:: Do this ::
Write out all the entries word for word and omit any pictures.
— Begin Dataset excerpts —
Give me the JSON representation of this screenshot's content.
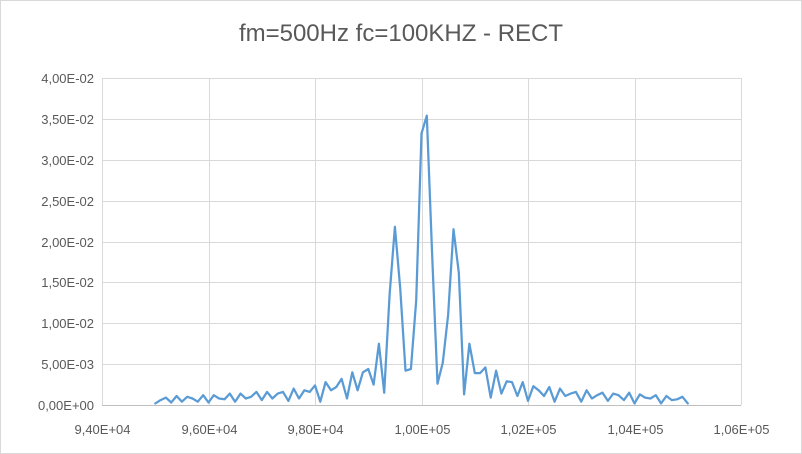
{
  "chart_data": {
    "type": "line",
    "title": "fm=500Hz fc=100KHZ - RECT",
    "xlabel": "",
    "ylabel": "",
    "xlim": [
      94000,
      106000
    ],
    "ylim": [
      0,
      0.04
    ],
    "x_ticks": [
      94000,
      96000,
      98000,
      100000,
      102000,
      104000,
      106000
    ],
    "x_tick_labels": [
      "9,40E+04",
      "9,60E+04",
      "9,80E+04",
      "1,00E+05",
      "1,02E+05",
      "1,04E+05",
      "1,06E+05"
    ],
    "y_ticks": [
      0,
      0.005,
      0.01,
      0.015,
      0.02,
      0.025,
      0.03,
      0.035,
      0.04
    ],
    "y_tick_labels": [
      "0,00E+00",
      "5,00E-03",
      "1,00E-02",
      "1,50E-02",
      "2,00E-02",
      "2,50E-02",
      "3,00E-02",
      "3,50E-02",
      "4,00E-02"
    ],
    "grid": true,
    "legend": "none",
    "color": "#5b9bd5",
    "series": [
      {
        "x": [
          95000,
          95100,
          95200,
          95300,
          95400,
          95500,
          95600,
          95700,
          95800,
          95900,
          96000,
          96100,
          96200,
          96300,
          96400,
          96500,
          96600,
          96700,
          96800,
          96900,
          97000,
          97100,
          97200,
          97300,
          97400,
          97500,
          97600,
          97700,
          97800,
          97900,
          98000,
          98100,
          98200,
          98300,
          98400,
          98500,
          98600,
          98700,
          98800,
          98900,
          99000,
          99100,
          99200,
          99300,
          99400,
          99500,
          99600,
          99700,
          99800,
          99900,
          100000,
          100100,
          100200,
          100300,
          100400,
          100500,
          100600,
          100700,
          100800,
          100900,
          101000,
          101100,
          101200,
          101300,
          101400,
          101500,
          101600,
          101700,
          101800,
          101900,
          102000,
          102100,
          102200,
          102300,
          102400,
          102500,
          102600,
          102700,
          102800,
          102900,
          103000,
          103100,
          103200,
          103300,
          103400,
          103500,
          103600,
          103700,
          103800,
          103900,
          104000,
          104100,
          104200,
          104300,
          104400,
          104500,
          104600,
          104700,
          104800,
          104900,
          105000
        ],
        "y": [
          0.0002,
          0.0006,
          0.0009,
          0.0003,
          0.0011,
          0.0004,
          0.001,
          0.0008,
          0.0004,
          0.0012,
          0.0003,
          0.0012,
          0.0008,
          0.0007,
          0.0014,
          0.0004,
          0.0014,
          0.0008,
          0.001,
          0.0016,
          0.0006,
          0.0016,
          0.0008,
          0.0014,
          0.0016,
          0.0005,
          0.002,
          0.0008,
          0.0018,
          0.0016,
          0.0024,
          0.0004,
          0.0028,
          0.0018,
          0.0022,
          0.0032,
          0.0008,
          0.004,
          0.0018,
          0.004,
          0.0044,
          0.0025,
          0.0075,
          0.0015,
          0.0135,
          0.0218,
          0.0143,
          0.0042,
          0.0044,
          0.0128,
          0.0332,
          0.0354,
          0.0182,
          0.0026,
          0.0052,
          0.011,
          0.0215,
          0.0162,
          0.0013,
          0.0075,
          0.0039,
          0.0039,
          0.0046,
          0.0009,
          0.0042,
          0.0014,
          0.0029,
          0.0028,
          0.0011,
          0.0028,
          0.0005,
          0.0023,
          0.0018,
          0.0011,
          0.0022,
          0.0004,
          0.002,
          0.0011,
          0.0014,
          0.0016,
          0.0004,
          0.0018,
          0.0008,
          0.0012,
          0.0015,
          0.0005,
          0.0014,
          0.0012,
          0.0006,
          0.0015,
          0.0002,
          0.0013,
          0.0009,
          0.0008,
          0.0012,
          0.0002,
          0.0011,
          0.0006,
          0.0007,
          0.001,
          0.0002
        ]
      }
    ]
  }
}
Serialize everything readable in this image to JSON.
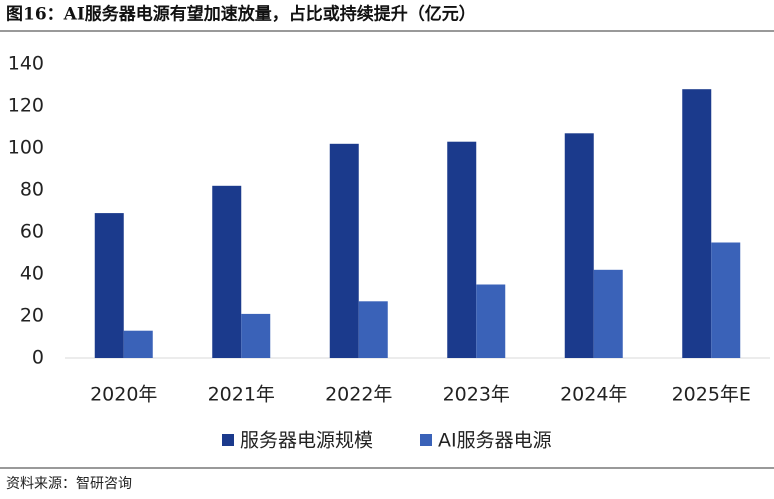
{
  "chart_data": {
    "type": "bar",
    "title": "图16：AI服务器电源有望加速放量，占比或持续提升（亿元）",
    "source": "资料来源：智研咨询",
    "categories": [
      "2020年",
      "2021年",
      "2022年",
      "2023年",
      "2024年",
      "2025年E"
    ],
    "series": [
      {
        "name": "服务器电源规模",
        "color": "#1b3a8c",
        "values": [
          69,
          82,
          102,
          103,
          107,
          128
        ]
      },
      {
        "name": "AI服务器电源",
        "color": "#3a62b8",
        "values": [
          13,
          21,
          27,
          35,
          42,
          55
        ]
      }
    ],
    "ylim": [
      0,
      140
    ],
    "yticks": [
      0,
      20,
      40,
      60,
      80,
      100,
      120,
      140
    ],
    "grid": false
  }
}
— End Dataset excerpts —
:: Solution for this exercise ::
Give me the JSON representation of this screenshot's content.
{
  "chart_data": {
    "type": "line",
    "title": "fm=500Hz fc=100KHZ - RECT",
    "xlabel": "",
    "ylabel": "",
    "xlim": [
      94000,
      106000
    ],
    "ylim": [
      0,
      0.04
    ],
    "x_ticks": [
      94000,
      96000,
      98000,
      100000,
      102000,
      104000,
      106000
    ],
    "x_tick_labels": [
      "9,40E+04",
      "9,60E+04",
      "9,80E+04",
      "1,00E+05",
      "1,02E+05",
      "1,04E+05",
      "1,06E+05"
    ],
    "y_ticks": [
      0,
      0.005,
      0.01,
      0.015,
      0.02,
      0.025,
      0.03,
      0.035,
      0.04
    ],
    "y_tick_labels": [
      "0,00E+00",
      "5,00E-03",
      "1,00E-02",
      "1,50E-02",
      "2,00E-02",
      "2,50E-02",
      "3,00E-02",
      "3,50E-02",
      "4,00E-02"
    ],
    "grid": true,
    "legend": "none",
    "color": "#5b9bd5",
    "series": [
      {
        "x": [
          95000,
          95100,
          95200,
          95300,
          95400,
          95500,
          95600,
          95700,
          95800,
          95900,
          96000,
          96100,
          96200,
          96300,
          96400,
          96500,
          96600,
          96700,
          96800,
          96900,
          97000,
          97100,
          97200,
          97300,
          97400,
          97500,
          97600,
          97700,
          97800,
          97900,
          98000,
          98100,
          98200,
          98300,
          98400,
          98500,
          98600,
          98700,
          98800,
          98900,
          99000,
          99100,
          99200,
          99300,
          99400,
          99500,
          99600,
          99700,
          99800,
          99900,
          100000,
          100100,
          100200,
          100300,
          100400,
          100500,
          100600,
          100700,
          100800,
          100900,
          101000,
          101100,
          101200,
          101300,
          101400,
          101500,
          101600,
          101700,
          101800,
          101900,
          102000,
          102100,
          102200,
          102300,
          102400,
          102500,
          102600,
          102700,
          102800,
          102900,
          103000,
          103100,
          103200,
          103300,
          103400,
          103500,
          103600,
          103700,
          103800,
          103900,
          104000,
          104100,
          104200,
          104300,
          104400,
          104500,
          104600,
          104700,
          104800,
          104900,
          105000
        ],
        "y": [
          0.0002,
          0.0006,
          0.0009,
          0.0003,
          0.0011,
          0.0004,
          0.001,
          0.0008,
          0.0004,
          0.0012,
          0.0003,
          0.0012,
          0.0008,
          0.0007,
          0.0014,
          0.0004,
          0.0014,
          0.0008,
          0.001,
          0.0016,
          0.0006,
          0.0016,
          0.0008,
          0.0014,
          0.0016,
          0.0005,
          0.002,
          0.0008,
          0.0018,
          0.0016,
          0.0024,
          0.0004,
          0.0028,
          0.0018,
          0.0022,
          0.0032,
          0.0008,
          0.004,
          0.0018,
          0.004,
          0.0044,
          0.0025,
          0.0075,
          0.0015,
          0.0135,
          0.0218,
          0.0143,
          0.0042,
          0.0044,
          0.0128,
          0.0332,
          0.0354,
          0.0182,
          0.0026,
          0.0052,
          0.011,
          0.0215,
          0.0162,
          0.0013,
          0.0075,
          0.0039,
          0.0039,
          0.0046,
          0.0009,
          0.0042,
          0.0014,
          0.0029,
          0.0028,
          0.0011,
          0.0028,
          0.0005,
          0.0023,
          0.0018,
          0.0011,
          0.0022,
          0.0004,
          0.002,
          0.0011,
          0.0014,
          0.0016,
          0.0004,
          0.0018,
          0.0008,
          0.0012,
          0.0015,
          0.0005,
          0.0014,
          0.0012,
          0.0006,
          0.0015,
          0.0002,
          0.0013,
          0.0009,
          0.0008,
          0.0012,
          0.0002,
          0.0011,
          0.0006,
          0.0007,
          0.001,
          0.0002
        ]
      }
    ]
  }
}
Serialize everything readable in this image to JSON.
{
  "chart_data": {
    "type": "bar",
    "title": "图16：AI服务器电源有望加速放量，占比或持续提升（亿元）",
    "source": "资料来源：智研咨询",
    "categories": [
      "2020年",
      "2021年",
      "2022年",
      "2023年",
      "2024年",
      "2025年E"
    ],
    "series": [
      {
        "name": "服务器电源规模",
        "color": "#1b3a8c",
        "values": [
          69,
          82,
          102,
          103,
          107,
          128
        ]
      },
      {
        "name": "AI服务器电源",
        "color": "#3a62b8",
        "values": [
          13,
          21,
          27,
          35,
          42,
          55
        ]
      }
    ],
    "ylim": [
      0,
      140
    ],
    "yticks": [
      0,
      20,
      40,
      60,
      80,
      100,
      120,
      140
    ],
    "grid": false
  }
}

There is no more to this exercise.